[Exercise description] In the listing that follows, count each line containing the string "istraživanja" and report only the count.

[Dataset excerpts]
• • • • •
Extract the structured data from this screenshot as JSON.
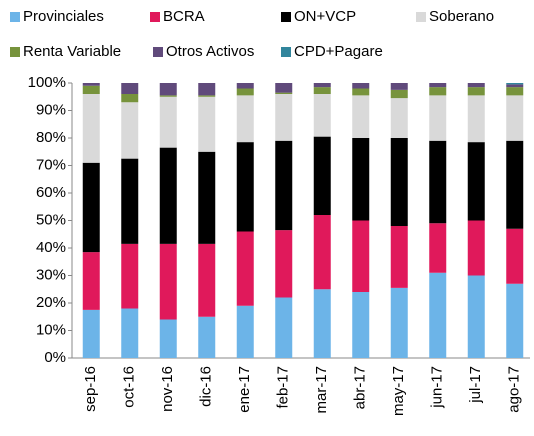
{
  "chart_data": {
    "type": "stacked_bar",
    "categories": [
      "sep-16",
      "oct-16",
      "nov-16",
      "dic-16",
      "ene-17",
      "feb-17",
      "mar-17",
      "abr-17",
      "may-17",
      "jun-17",
      "jul-17",
      "ago-17"
    ],
    "series": [
      {
        "name": "Provinciales",
        "color": "#6cb4e8",
        "values": [
          17.5,
          18,
          14,
          15,
          19,
          22,
          25,
          24,
          25.5,
          31,
          30,
          27
        ]
      },
      {
        "name": "BCRA",
        "color": "#e0195b",
        "values": [
          21,
          23.5,
          27.5,
          26.5,
          27,
          24.5,
          27,
          26,
          22.5,
          18,
          20,
          20
        ]
      },
      {
        "name": "ON+VCP",
        "color": "#000000",
        "values": [
          32.5,
          31,
          35,
          33.5,
          32.5,
          32.5,
          28.5,
          30,
          32,
          30,
          28.5,
          32
        ]
      },
      {
        "name": "Soberano",
        "color": "#d9d9d9",
        "values": [
          25,
          20.5,
          18.5,
          20,
          17,
          17,
          15.5,
          15.5,
          14.5,
          16.5,
          17,
          16.5
        ]
      },
      {
        "name": "Renta Variable",
        "color": "#77933c",
        "values": [
          3,
          3,
          0.5,
          0.5,
          2.5,
          0.5,
          2.5,
          2.5,
          3,
          3,
          3,
          3
        ]
      },
      {
        "name": "Otros Activos",
        "color": "#604a7b",
        "values": [
          1,
          4,
          4.5,
          4.5,
          2,
          3.5,
          1.5,
          2,
          2.5,
          1.5,
          1.5,
          1
        ]
      },
      {
        "name": "CPD+Pagare",
        "color": "#31859c",
        "values": [
          0,
          0,
          0,
          0,
          0,
          0,
          0,
          0,
          0,
          0,
          0,
          0.5
        ]
      }
    ],
    "ylim": [
      0,
      100
    ],
    "yticks": [
      {
        "value": 0,
        "label": "0%"
      },
      {
        "value": 10,
        "label": "10%"
      },
      {
        "value": 20,
        "label": "20%"
      },
      {
        "value": 30,
        "label": "30%"
      },
      {
        "value": 40,
        "label": "40%"
      },
      {
        "value": 50,
        "label": "50%"
      },
      {
        "value": 60,
        "label": "60%"
      },
      {
        "value": 70,
        "label": "70%"
      },
      {
        "value": 80,
        "label": "80%"
      },
      {
        "value": 90,
        "label": "90%"
      },
      {
        "value": 100,
        "label": "100%"
      }
    ],
    "grid": false,
    "legend": "top"
  }
}
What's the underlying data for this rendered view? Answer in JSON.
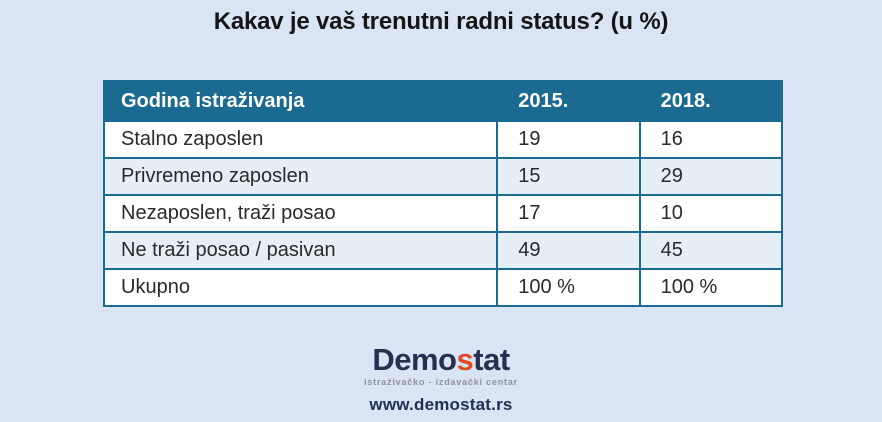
{
  "title": "Kakav je vaš trenutni radni status? (u %)",
  "table": {
    "header": {
      "col1": "Godina istraživanja",
      "col2": "2015.",
      "col3": "2018."
    },
    "rows": [
      {
        "label": "Stalno zaposlen",
        "v2015": "19",
        "v2018": "16"
      },
      {
        "label": "Privremeno zaposlen",
        "v2015": "15",
        "v2018": "29"
      },
      {
        "label": "Nezaposlen, traži posao",
        "v2015": "17",
        "v2018": "10"
      },
      {
        "label": "Ne traži posao / pasivan",
        "v2015": "49",
        "v2018": "45"
      },
      {
        "label": "Ukupno",
        "v2015": "100 %",
        "v2018": "100 %"
      }
    ]
  },
  "footer": {
    "logo": {
      "part1": "Demo",
      "accent": "s",
      "part2": "tat",
      "tagline": "istraživačko - izdavački  centar"
    },
    "website": "www.demostat.rs"
  },
  "colors": {
    "background": "#d9e5f4",
    "header_bg": "#1b6a92",
    "row_alt_bg": "#e6eef6",
    "border": "#1b6a92",
    "title_text": "#151515",
    "logo_navy": "#27304f",
    "logo_accent": "#e04a25",
    "tagline_gray": "#90909a"
  },
  "chart_data": {
    "type": "table",
    "title": "Kakav je vaš trenutni radni status? (u %)",
    "columns": [
      "Godina istraživanja",
      "2015.",
      "2018."
    ],
    "rows": [
      [
        "Stalno zaposlen",
        19,
        16
      ],
      [
        "Privremeno zaposlen",
        15,
        29
      ],
      [
        "Nezaposlen, traži posao",
        17,
        10
      ],
      [
        "Ne traži posao / pasivan",
        49,
        45
      ],
      [
        "Ukupno",
        "100 %",
        "100 %"
      ]
    ]
  }
}
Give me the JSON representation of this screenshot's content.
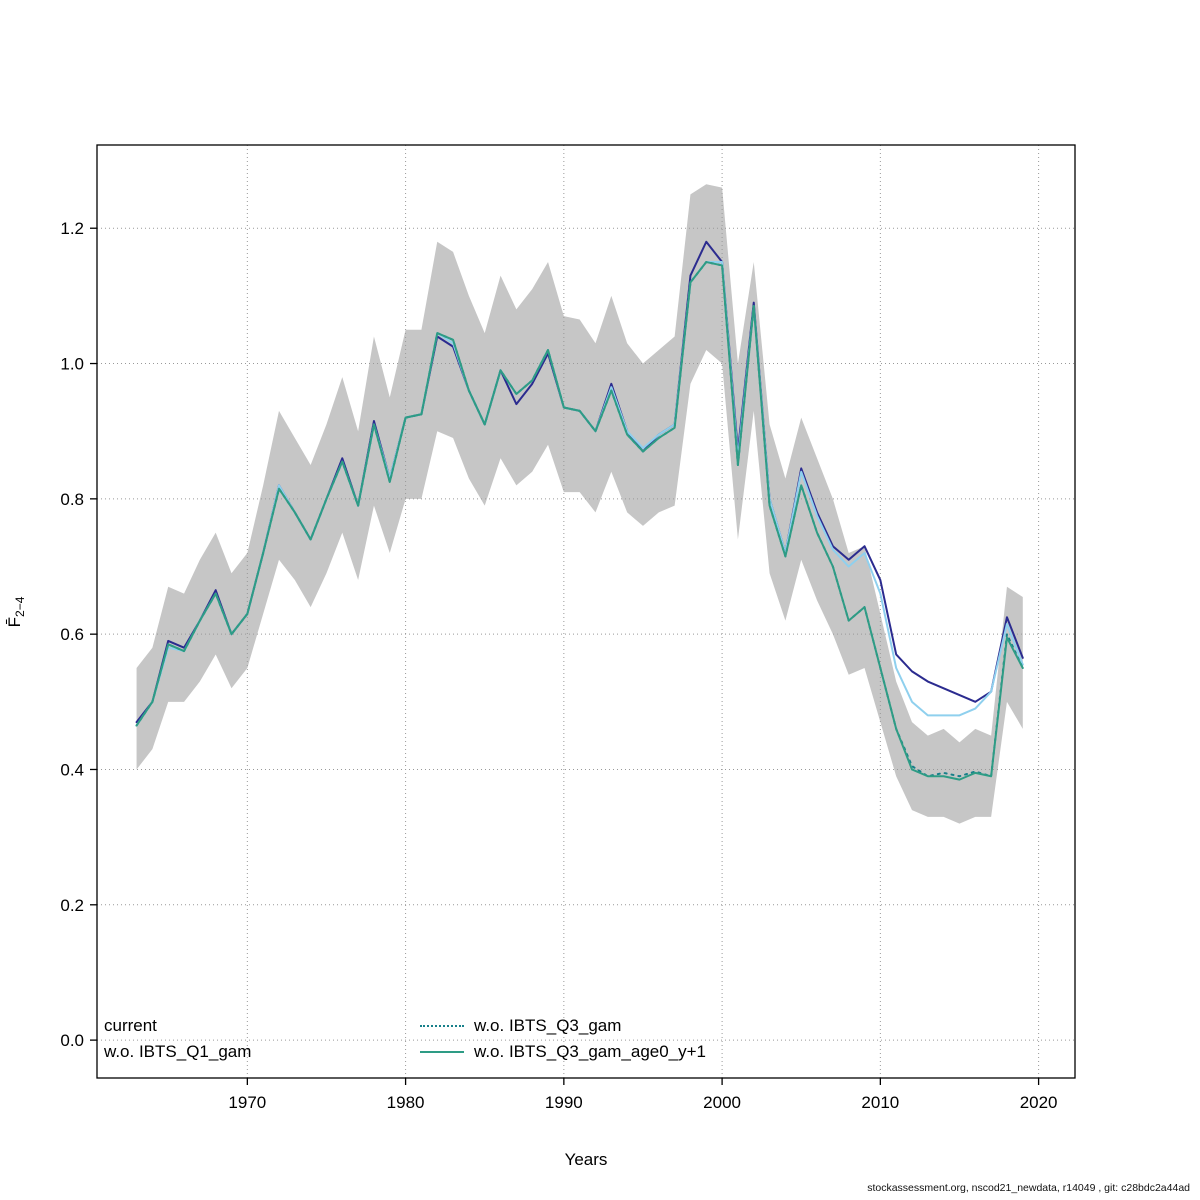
{
  "footer": "stockassessment.org, nscod21_newdata, r14049 , git: c28bdc2a44ad",
  "chart_data": {
    "type": "line",
    "title": "",
    "xlabel": "Years",
    "ylabel_main": "F̄",
    "ylabel_sub": "2−4",
    "x": [
      1963,
      1964,
      1965,
      1966,
      1967,
      1968,
      1969,
      1970,
      1971,
      1972,
      1973,
      1974,
      1975,
      1976,
      1977,
      1978,
      1979,
      1980,
      1981,
      1982,
      1983,
      1984,
      1985,
      1986,
      1987,
      1988,
      1989,
      1990,
      1991,
      1992,
      1993,
      1994,
      1995,
      1996,
      1997,
      1998,
      1999,
      2000,
      2001,
      2002,
      2003,
      2004,
      2005,
      2006,
      2007,
      2008,
      2009,
      2010,
      2011,
      2012,
      2013,
      2014,
      2015,
      2016,
      2017,
      2018,
      2019
    ],
    "xlim": [
      1960.5,
      2022.3
    ],
    "ylim": [
      -0.056,
      1.323
    ],
    "xticks": [
      1970,
      1980,
      1990,
      2000,
      2010,
      2020
    ],
    "yticks": [
      0.0,
      0.2,
      0.4,
      0.6,
      0.8,
      1.0,
      1.2
    ],
    "grid": "dotted",
    "grid_color": "#999999",
    "band": {
      "name": "confidence-band",
      "color": "#c6c6c6",
      "lower": [
        0.4,
        0.43,
        0.5,
        0.5,
        0.53,
        0.57,
        0.52,
        0.55,
        0.63,
        0.71,
        0.68,
        0.64,
        0.69,
        0.75,
        0.68,
        0.79,
        0.72,
        0.8,
        0.8,
        0.9,
        0.89,
        0.83,
        0.79,
        0.86,
        0.82,
        0.84,
        0.88,
        0.81,
        0.81,
        0.78,
        0.84,
        0.78,
        0.76,
        0.78,
        0.79,
        0.97,
        1.02,
        1.0,
        0.74,
        0.93,
        0.69,
        0.62,
        0.71,
        0.65,
        0.6,
        0.54,
        0.55,
        0.47,
        0.39,
        0.34,
        0.33,
        0.33,
        0.32,
        0.33,
        0.33,
        0.5,
        0.46
      ],
      "upper": [
        0.55,
        0.58,
        0.67,
        0.66,
        0.71,
        0.75,
        0.69,
        0.72,
        0.82,
        0.93,
        0.89,
        0.85,
        0.91,
        0.98,
        0.9,
        1.04,
        0.95,
        1.05,
        1.05,
        1.18,
        1.165,
        1.1,
        1.045,
        1.13,
        1.08,
        1.11,
        1.15,
        1.07,
        1.065,
        1.03,
        1.1,
        1.03,
        1.0,
        1.02,
        1.04,
        1.25,
        1.265,
        1.26,
        1.0,
        1.15,
        0.91,
        0.83,
        0.92,
        0.86,
        0.8,
        0.72,
        0.73,
        0.63,
        0.53,
        0.47,
        0.45,
        0.46,
        0.44,
        0.46,
        0.45,
        0.67,
        0.655
      ]
    },
    "series": [
      {
        "name": "current",
        "color": "#2b2b8f",
        "dash": "solid",
        "values": [
          0.47,
          0.5,
          0.59,
          0.58,
          0.62,
          0.665,
          0.6,
          0.63,
          0.72,
          0.82,
          0.78,
          0.74,
          0.8,
          0.86,
          0.79,
          0.915,
          0.83,
          0.92,
          0.925,
          1.04,
          1.025,
          0.96,
          0.91,
          0.99,
          0.94,
          0.97,
          1.015,
          0.935,
          0.93,
          0.9,
          0.97,
          0.9,
          0.87,
          0.895,
          0.91,
          1.13,
          1.18,
          1.15,
          0.87,
          1.09,
          0.8,
          0.72,
          0.845,
          0.78,
          0.73,
          0.71,
          0.73,
          0.68,
          0.57,
          0.545,
          0.53,
          0.52,
          0.51,
          0.5,
          0.515,
          0.625,
          0.565
        ]
      },
      {
        "name": "w.o. IBTS_Q1_gam",
        "color": "#8fd0ee",
        "dash": "solid",
        "values": [
          0.465,
          0.5,
          0.58,
          0.575,
          0.62,
          0.66,
          0.6,
          0.63,
          0.72,
          0.82,
          0.78,
          0.74,
          0.8,
          0.855,
          0.79,
          0.91,
          0.83,
          0.92,
          0.925,
          1.045,
          1.03,
          0.96,
          0.91,
          0.99,
          0.955,
          0.975,
          1.02,
          0.935,
          0.93,
          0.9,
          0.965,
          0.9,
          0.875,
          0.895,
          0.91,
          1.12,
          1.15,
          1.15,
          0.86,
          1.085,
          0.8,
          0.72,
          0.84,
          0.775,
          0.725,
          0.7,
          0.72,
          0.66,
          0.55,
          0.5,
          0.48,
          0.48,
          0.48,
          0.49,
          0.515,
          0.615,
          0.555
        ]
      },
      {
        "name": "w.o. IBTS_Q3_gam",
        "color": "#17808a",
        "dash": "dotted",
        "values": [
          0.465,
          0.5,
          0.585,
          0.575,
          0.62,
          0.66,
          0.6,
          0.63,
          0.72,
          0.815,
          0.78,
          0.74,
          0.8,
          0.855,
          0.79,
          0.91,
          0.825,
          0.92,
          0.925,
          1.045,
          1.035,
          0.96,
          0.91,
          0.99,
          0.955,
          0.975,
          1.02,
          0.935,
          0.93,
          0.9,
          0.96,
          0.895,
          0.87,
          0.89,
          0.905,
          1.12,
          1.15,
          1.145,
          0.85,
          1.085,
          0.79,
          0.715,
          0.82,
          0.75,
          0.7,
          0.62,
          0.64,
          0.55,
          0.46,
          0.405,
          0.39,
          0.395,
          0.39,
          0.397,
          0.39,
          0.6,
          0.55
        ]
      },
      {
        "name": "w.o. IBTS_Q3_gam_age0_y+1",
        "color": "#2e9c85",
        "dash": "solid",
        "values": [
          0.465,
          0.5,
          0.585,
          0.575,
          0.62,
          0.66,
          0.6,
          0.63,
          0.72,
          0.815,
          0.78,
          0.74,
          0.8,
          0.855,
          0.79,
          0.91,
          0.825,
          0.92,
          0.925,
          1.045,
          1.035,
          0.96,
          0.91,
          0.99,
          0.955,
          0.975,
          1.02,
          0.935,
          0.93,
          0.9,
          0.96,
          0.895,
          0.87,
          0.89,
          0.905,
          1.12,
          1.15,
          1.145,
          0.85,
          1.085,
          0.79,
          0.715,
          0.82,
          0.75,
          0.7,
          0.62,
          0.64,
          0.55,
          0.46,
          0.4,
          0.39,
          0.39,
          0.385,
          0.395,
          0.39,
          0.595,
          0.55
        ]
      }
    ],
    "legend": {
      "position": "bottom-left",
      "columns": [
        [
          "current",
          "w.o. IBTS_Q1_gam"
        ],
        [
          "w.o. IBTS_Q3_gam",
          "w.o. IBTS_Q3_gam_age0_y+1"
        ]
      ]
    }
  }
}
• • • • •
[Answer for the task] 2